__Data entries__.
☆ ☆ ☆ ☆

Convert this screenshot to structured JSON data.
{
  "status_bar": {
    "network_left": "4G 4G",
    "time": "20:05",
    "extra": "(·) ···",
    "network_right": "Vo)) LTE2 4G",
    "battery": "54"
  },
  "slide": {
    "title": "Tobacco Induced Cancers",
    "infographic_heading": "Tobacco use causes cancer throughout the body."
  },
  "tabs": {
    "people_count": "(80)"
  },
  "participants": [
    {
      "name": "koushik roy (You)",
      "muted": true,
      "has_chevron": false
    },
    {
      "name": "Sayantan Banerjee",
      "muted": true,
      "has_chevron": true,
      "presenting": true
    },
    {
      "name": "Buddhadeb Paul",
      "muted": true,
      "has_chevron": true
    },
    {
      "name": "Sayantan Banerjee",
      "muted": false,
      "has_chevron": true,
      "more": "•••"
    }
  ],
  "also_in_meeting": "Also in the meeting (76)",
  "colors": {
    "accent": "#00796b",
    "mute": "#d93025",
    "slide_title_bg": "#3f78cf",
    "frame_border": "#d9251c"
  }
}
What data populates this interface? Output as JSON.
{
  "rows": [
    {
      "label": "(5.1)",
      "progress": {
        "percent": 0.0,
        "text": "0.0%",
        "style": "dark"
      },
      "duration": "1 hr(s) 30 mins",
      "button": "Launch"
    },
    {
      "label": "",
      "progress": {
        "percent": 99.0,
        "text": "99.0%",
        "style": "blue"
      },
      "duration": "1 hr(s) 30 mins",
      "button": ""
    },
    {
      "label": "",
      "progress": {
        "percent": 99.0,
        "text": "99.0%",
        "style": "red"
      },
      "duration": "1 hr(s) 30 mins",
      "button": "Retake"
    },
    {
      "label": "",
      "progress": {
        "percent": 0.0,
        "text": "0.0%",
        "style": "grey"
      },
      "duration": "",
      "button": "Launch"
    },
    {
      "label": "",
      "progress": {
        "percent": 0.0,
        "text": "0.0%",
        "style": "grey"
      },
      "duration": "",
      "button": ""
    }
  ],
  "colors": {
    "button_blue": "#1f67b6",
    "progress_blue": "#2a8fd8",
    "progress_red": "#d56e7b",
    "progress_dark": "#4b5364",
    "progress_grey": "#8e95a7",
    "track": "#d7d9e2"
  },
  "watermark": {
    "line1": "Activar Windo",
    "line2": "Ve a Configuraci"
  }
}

☆ ☆ ☆ ☆

__Task prompt__.
Print all of the entries again, exactly as written.

__Full response__.
Convert this screenshot to structured JSON data.
{
  "status_bar": {
    "network_left": "4G 4G",
    "time": "20:05",
    "extra": "(·) ···",
    "network_right": "Vo)) LTE2 4G",
    "battery": "54"
  },
  "slide": {
    "title": "Tobacco Induced Cancers",
    "infographic_heading": "Tobacco use causes cancer throughout the body."
  },
  "tabs": {
    "people_count": "(80)"
  },
  "participants": [
    {
      "name": "koushik roy (You)",
      "muted": true,
      "has_chevron": false
    },
    {
      "name": "Sayantan Banerjee",
      "muted": true,
      "has_chevron": true,
      "presenting": true
    },
    {
      "name": "Buddhadeb Paul",
      "muted": true,
      "has_chevron": true
    },
    {
      "name": "Sayantan Banerjee",
      "muted": false,
      "has_chevron": true,
      "more": "•••"
    }
  ],
  "also_in_meeting": "Also in the meeting (76)",
  "colors": {
    "accent": "#00796b",
    "mute": "#d93025",
    "slide_title_bg": "#3f78cf",
    "frame_border": "#d9251c"
  }
}
What data populates this interface? Output as JSON.
{
  "rows": [
    {
      "label": "(5.1)",
      "progress": {
        "percent": 0.0,
        "text": "0.0%",
        "style": "dark"
      },
      "duration": "1 hr(s) 30 mins",
      "button": "Launch"
    },
    {
      "label": "",
      "progress": {
        "percent": 99.0,
        "text": "99.0%",
        "style": "blue"
      },
      "duration": "1 hr(s) 30 mins",
      "button": ""
    },
    {
      "label": "",
      "progress": {
        "percent": 99.0,
        "text": "99.0%",
        "style": "red"
      },
      "duration": "1 hr(s) 30 mins",
      "button": "Retake"
    },
    {
      "label": "",
      "progress": {
        "percent": 0.0,
        "text": "0.0%",
        "style": "grey"
      },
      "duration": "",
      "button": "Launch"
    },
    {
      "label": "",
      "progress": {
        "percent": 0.0,
        "text": "0.0%",
        "style": "grey"
      },
      "duration": "",
      "button": ""
    }
  ],
  "colors": {
    "button_blue": "#1f67b6",
    "progress_blue": "#2a8fd8",
    "progress_red": "#d56e7b",
    "progress_dark": "#4b5364",
    "progress_grey": "#8e95a7",
    "track": "#d7d9e2"
  },
  "watermark": {
    "line1": "Activar Windo",
    "line2": "Ve a Configuraci"
  }
}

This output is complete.